++++ Supplied data
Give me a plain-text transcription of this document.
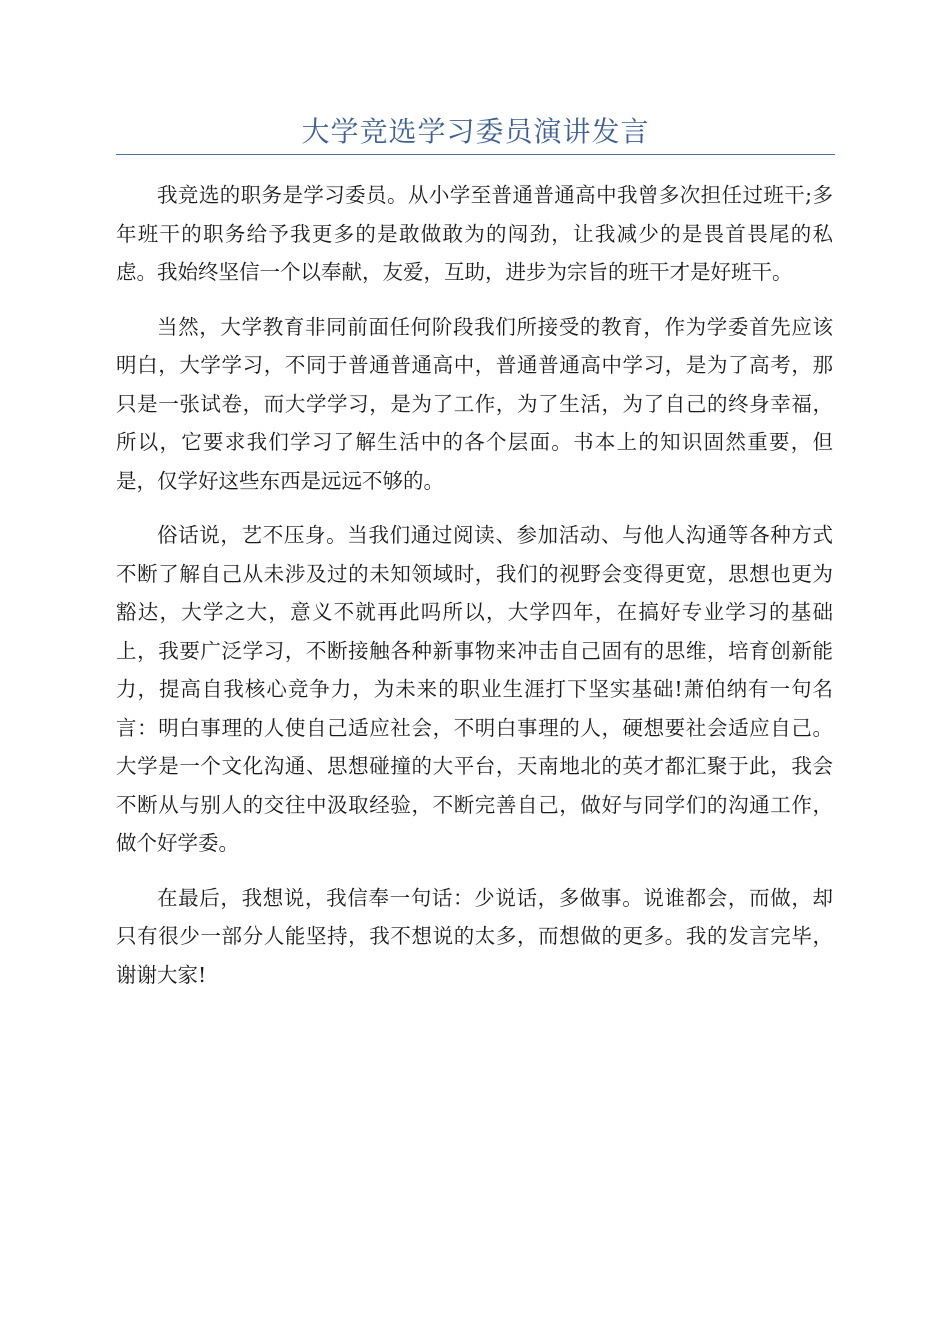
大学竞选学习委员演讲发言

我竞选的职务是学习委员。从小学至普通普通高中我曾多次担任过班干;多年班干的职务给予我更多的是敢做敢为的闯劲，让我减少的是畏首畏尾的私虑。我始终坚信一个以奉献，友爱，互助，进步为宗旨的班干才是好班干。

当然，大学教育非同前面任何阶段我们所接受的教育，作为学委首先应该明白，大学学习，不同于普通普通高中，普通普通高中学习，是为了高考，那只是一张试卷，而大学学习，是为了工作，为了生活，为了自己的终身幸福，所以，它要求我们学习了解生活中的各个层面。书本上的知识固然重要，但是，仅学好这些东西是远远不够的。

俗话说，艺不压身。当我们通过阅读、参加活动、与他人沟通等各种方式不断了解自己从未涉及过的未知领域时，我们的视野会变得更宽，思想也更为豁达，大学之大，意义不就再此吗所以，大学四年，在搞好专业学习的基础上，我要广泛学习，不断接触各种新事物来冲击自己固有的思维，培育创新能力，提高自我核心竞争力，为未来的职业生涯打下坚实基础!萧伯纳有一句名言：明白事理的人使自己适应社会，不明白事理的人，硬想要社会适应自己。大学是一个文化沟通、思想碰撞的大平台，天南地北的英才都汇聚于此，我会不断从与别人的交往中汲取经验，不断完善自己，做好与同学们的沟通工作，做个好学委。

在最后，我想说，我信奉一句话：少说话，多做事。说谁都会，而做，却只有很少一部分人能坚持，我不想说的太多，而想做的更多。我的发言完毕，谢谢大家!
++++++++
++++ Supplied data
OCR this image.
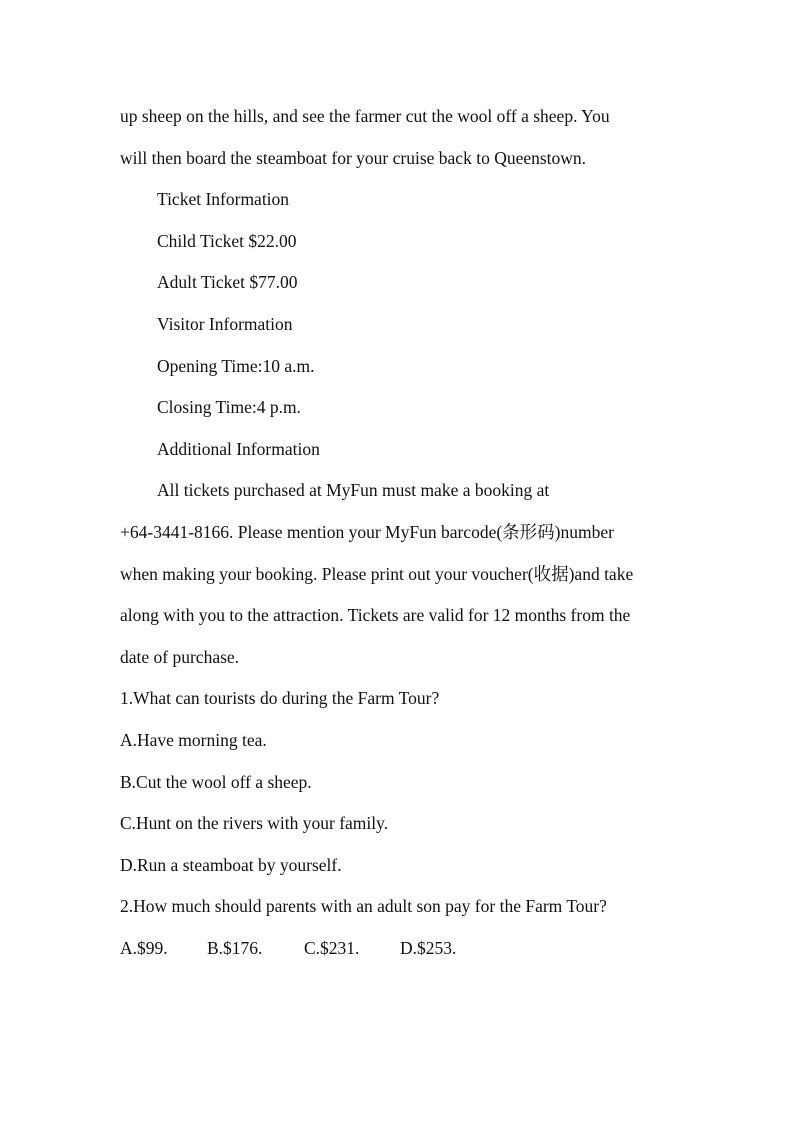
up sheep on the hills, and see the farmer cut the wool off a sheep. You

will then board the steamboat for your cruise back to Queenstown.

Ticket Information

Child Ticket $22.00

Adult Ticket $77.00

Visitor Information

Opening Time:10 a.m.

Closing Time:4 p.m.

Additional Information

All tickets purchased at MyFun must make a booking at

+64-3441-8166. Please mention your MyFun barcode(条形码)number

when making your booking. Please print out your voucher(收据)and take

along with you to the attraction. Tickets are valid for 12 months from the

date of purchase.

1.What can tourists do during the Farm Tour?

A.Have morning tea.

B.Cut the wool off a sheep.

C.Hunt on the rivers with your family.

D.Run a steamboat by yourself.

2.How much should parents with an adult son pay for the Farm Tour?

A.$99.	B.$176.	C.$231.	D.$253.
++++++++
_Exercise goal_
Where does the word "booking" appear? Return each line that holds it.

_Correct answer_
All tickets purchased at MyFun must make a booking at
when making your booking. Please print out your voucher(收据)and take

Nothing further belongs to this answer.